REQUEST >> Give, as a bare number, the count of lines that contain the word "than".

Records about charts and figures:
-.-.-
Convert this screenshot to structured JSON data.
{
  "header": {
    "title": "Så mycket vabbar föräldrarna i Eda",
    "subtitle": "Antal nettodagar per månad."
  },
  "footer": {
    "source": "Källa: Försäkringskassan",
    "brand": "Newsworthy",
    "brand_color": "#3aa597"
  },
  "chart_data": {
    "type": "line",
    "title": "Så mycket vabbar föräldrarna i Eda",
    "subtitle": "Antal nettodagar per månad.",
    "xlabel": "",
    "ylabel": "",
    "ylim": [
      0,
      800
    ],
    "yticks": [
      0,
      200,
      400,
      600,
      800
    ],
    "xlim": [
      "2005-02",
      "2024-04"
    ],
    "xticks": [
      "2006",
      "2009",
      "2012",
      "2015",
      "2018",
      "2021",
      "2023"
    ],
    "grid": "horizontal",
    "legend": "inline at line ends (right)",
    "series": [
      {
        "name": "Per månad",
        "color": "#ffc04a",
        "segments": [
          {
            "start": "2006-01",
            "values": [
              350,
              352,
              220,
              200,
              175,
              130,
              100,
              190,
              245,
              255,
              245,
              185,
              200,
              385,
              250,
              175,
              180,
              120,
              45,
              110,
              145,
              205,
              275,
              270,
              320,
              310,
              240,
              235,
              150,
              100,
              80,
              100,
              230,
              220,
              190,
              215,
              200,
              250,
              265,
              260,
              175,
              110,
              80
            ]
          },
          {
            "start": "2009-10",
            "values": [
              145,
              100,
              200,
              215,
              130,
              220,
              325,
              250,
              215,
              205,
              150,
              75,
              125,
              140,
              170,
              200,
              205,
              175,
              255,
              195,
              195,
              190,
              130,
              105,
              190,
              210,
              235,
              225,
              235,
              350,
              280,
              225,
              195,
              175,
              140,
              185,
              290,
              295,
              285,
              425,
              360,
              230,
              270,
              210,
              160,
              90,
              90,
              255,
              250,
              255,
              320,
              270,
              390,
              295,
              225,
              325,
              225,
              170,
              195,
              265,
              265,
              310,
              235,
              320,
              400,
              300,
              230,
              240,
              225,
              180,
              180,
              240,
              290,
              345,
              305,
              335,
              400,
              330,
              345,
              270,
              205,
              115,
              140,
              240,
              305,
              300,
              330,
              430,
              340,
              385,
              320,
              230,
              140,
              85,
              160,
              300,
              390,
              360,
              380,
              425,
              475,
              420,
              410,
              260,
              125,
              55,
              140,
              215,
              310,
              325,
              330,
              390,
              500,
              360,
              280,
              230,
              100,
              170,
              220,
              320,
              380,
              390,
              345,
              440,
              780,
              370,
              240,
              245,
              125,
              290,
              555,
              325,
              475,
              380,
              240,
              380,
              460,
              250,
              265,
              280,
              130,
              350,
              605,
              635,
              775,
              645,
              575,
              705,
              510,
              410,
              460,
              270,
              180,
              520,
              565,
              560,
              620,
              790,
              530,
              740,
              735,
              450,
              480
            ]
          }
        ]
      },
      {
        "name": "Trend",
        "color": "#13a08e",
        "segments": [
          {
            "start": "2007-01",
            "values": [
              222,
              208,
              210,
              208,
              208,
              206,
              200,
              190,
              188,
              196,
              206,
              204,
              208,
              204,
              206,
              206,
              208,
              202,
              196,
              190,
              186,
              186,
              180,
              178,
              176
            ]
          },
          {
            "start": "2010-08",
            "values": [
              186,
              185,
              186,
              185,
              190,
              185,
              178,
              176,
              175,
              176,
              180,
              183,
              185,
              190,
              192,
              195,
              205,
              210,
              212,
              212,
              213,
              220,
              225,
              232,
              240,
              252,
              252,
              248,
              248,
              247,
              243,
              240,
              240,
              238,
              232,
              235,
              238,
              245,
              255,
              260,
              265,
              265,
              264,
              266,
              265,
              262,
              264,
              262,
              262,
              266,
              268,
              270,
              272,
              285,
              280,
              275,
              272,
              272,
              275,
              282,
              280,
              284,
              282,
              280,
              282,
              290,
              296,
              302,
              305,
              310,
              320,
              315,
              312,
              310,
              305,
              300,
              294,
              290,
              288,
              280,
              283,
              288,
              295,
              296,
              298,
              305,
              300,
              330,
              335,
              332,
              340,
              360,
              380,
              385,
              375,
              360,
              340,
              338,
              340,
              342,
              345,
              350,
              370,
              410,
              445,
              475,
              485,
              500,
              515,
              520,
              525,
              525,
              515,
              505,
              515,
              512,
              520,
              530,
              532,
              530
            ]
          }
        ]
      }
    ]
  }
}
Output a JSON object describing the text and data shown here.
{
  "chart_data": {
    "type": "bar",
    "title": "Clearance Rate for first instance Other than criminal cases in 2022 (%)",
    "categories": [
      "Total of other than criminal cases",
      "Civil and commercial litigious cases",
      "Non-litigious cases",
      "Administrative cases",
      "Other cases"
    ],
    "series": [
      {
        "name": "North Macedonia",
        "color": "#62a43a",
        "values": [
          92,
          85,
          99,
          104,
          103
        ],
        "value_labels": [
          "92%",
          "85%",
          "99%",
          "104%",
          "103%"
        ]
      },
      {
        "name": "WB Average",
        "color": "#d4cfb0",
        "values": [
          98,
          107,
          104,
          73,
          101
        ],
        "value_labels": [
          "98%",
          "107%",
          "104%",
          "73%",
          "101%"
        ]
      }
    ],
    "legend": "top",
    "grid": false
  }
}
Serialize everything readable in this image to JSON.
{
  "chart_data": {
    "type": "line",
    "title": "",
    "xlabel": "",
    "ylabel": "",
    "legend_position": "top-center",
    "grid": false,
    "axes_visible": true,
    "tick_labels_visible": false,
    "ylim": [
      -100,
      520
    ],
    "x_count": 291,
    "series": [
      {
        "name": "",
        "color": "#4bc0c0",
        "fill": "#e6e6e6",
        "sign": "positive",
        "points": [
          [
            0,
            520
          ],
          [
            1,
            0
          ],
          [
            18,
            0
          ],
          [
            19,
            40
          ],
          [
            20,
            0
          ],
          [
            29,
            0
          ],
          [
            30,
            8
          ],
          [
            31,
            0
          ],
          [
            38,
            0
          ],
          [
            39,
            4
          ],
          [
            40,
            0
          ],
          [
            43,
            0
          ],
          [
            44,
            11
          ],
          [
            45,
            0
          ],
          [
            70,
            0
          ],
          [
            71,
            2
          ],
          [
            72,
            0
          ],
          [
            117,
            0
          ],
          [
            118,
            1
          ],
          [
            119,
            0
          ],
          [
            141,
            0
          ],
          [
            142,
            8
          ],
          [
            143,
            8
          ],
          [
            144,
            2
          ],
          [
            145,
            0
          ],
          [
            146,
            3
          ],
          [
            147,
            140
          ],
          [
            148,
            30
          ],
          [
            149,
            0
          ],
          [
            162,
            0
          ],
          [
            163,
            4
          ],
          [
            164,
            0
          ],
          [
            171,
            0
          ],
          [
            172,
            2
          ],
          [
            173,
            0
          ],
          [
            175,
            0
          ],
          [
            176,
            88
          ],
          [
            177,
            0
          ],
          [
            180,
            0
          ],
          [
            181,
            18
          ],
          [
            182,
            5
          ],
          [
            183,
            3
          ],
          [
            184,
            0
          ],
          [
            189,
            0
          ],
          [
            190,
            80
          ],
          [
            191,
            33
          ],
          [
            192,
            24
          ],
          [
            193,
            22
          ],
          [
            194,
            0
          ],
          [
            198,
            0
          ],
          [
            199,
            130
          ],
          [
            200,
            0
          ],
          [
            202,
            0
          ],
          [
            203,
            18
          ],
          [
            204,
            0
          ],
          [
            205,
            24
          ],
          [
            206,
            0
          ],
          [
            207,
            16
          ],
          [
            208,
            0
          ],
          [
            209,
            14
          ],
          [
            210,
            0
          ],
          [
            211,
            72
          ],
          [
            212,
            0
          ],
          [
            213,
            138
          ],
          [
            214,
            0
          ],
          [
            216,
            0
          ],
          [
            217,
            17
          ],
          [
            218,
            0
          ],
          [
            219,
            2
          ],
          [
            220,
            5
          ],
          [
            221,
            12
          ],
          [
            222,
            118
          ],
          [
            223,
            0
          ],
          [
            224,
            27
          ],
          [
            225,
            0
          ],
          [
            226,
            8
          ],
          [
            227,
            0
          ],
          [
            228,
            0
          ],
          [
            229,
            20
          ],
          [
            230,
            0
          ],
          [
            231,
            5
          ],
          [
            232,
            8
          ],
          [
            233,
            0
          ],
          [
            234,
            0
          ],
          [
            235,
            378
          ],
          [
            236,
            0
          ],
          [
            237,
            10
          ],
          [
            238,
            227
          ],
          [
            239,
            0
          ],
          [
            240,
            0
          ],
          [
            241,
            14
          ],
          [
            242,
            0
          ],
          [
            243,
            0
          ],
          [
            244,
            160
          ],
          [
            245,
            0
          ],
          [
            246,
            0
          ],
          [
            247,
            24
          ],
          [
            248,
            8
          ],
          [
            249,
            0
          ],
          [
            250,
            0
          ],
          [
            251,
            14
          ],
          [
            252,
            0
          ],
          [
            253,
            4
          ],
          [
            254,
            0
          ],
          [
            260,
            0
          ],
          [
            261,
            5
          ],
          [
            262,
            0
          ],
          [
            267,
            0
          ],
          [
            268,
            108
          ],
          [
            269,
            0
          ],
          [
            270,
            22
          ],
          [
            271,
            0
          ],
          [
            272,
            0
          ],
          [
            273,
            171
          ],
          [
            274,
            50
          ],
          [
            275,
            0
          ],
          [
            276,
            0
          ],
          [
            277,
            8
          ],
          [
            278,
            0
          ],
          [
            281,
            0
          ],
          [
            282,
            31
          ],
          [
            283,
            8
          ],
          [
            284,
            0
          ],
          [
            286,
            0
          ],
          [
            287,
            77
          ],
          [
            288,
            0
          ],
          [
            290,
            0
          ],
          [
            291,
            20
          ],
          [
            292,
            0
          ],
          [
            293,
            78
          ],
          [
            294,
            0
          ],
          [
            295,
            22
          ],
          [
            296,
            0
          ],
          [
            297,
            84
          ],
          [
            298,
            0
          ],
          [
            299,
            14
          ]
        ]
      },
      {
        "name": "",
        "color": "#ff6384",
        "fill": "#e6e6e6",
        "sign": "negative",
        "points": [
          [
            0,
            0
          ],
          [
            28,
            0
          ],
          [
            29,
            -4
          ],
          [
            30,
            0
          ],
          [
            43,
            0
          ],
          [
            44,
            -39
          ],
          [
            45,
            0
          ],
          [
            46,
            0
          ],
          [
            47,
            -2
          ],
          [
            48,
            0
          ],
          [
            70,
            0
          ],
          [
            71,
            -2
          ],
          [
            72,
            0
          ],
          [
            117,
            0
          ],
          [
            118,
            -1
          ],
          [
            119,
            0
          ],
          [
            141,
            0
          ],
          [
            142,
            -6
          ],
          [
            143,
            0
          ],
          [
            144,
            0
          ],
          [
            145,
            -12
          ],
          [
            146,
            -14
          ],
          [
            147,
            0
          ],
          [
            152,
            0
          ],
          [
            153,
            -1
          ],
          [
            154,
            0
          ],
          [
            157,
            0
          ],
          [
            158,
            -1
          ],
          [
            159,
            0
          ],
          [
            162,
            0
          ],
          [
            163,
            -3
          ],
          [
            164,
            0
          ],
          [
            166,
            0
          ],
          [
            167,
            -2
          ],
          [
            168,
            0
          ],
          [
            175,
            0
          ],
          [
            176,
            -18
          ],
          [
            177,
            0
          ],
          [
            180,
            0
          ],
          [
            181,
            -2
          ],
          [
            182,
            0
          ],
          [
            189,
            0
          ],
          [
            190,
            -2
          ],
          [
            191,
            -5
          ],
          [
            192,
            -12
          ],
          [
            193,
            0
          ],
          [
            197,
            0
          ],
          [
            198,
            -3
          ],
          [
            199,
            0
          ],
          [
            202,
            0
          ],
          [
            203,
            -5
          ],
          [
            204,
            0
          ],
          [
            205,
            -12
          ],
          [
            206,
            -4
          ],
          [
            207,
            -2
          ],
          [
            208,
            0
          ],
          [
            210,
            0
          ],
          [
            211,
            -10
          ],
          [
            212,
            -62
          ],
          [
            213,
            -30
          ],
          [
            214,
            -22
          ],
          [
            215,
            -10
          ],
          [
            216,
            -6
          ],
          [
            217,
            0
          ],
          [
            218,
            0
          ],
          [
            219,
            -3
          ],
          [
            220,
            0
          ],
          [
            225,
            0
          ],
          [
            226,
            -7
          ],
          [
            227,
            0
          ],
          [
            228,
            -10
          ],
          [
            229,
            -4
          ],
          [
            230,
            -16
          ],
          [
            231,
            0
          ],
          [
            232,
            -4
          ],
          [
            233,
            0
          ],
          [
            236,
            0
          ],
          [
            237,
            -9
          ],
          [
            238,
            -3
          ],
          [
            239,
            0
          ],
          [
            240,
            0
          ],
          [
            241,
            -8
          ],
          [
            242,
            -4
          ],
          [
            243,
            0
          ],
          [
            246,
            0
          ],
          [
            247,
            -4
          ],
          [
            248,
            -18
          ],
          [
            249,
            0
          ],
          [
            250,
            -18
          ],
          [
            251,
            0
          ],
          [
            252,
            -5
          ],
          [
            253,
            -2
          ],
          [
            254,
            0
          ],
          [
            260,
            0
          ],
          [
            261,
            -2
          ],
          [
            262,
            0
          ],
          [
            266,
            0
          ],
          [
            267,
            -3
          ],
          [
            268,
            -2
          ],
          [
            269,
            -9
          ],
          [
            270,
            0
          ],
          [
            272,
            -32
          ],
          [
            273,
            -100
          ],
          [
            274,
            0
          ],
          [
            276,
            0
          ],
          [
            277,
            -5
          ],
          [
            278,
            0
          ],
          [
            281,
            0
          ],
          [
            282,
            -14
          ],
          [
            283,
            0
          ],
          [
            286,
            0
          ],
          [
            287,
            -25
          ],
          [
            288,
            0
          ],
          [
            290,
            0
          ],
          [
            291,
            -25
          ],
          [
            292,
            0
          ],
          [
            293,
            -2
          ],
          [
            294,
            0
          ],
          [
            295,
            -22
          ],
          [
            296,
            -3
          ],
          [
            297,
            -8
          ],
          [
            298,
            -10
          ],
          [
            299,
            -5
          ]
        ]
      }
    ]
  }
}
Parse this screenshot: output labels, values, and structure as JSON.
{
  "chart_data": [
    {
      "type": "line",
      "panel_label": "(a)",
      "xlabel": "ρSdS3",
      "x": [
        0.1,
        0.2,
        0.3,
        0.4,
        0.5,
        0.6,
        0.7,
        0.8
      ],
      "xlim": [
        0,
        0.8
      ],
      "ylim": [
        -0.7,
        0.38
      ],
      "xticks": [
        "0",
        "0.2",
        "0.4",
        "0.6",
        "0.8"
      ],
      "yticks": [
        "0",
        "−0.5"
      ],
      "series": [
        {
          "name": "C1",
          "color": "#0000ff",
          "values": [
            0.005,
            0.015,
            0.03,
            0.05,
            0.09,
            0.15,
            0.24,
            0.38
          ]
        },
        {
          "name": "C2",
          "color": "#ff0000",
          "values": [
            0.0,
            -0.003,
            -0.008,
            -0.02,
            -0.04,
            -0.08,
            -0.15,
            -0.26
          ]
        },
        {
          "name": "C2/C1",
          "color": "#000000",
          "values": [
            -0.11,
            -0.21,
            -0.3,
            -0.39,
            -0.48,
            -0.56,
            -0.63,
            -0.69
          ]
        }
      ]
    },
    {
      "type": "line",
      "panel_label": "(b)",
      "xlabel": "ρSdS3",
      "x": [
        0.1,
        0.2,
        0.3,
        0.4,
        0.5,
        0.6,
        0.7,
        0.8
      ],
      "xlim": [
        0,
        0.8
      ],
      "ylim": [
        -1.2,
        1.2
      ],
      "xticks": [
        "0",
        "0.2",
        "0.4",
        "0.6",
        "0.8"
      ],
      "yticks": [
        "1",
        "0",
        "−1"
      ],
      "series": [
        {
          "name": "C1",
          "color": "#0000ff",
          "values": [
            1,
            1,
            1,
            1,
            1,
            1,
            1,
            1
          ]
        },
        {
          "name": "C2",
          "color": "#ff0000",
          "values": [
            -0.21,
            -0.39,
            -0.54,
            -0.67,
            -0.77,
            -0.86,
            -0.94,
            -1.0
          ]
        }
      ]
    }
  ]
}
-.-.-
PROBLEM SOLUTION >> 2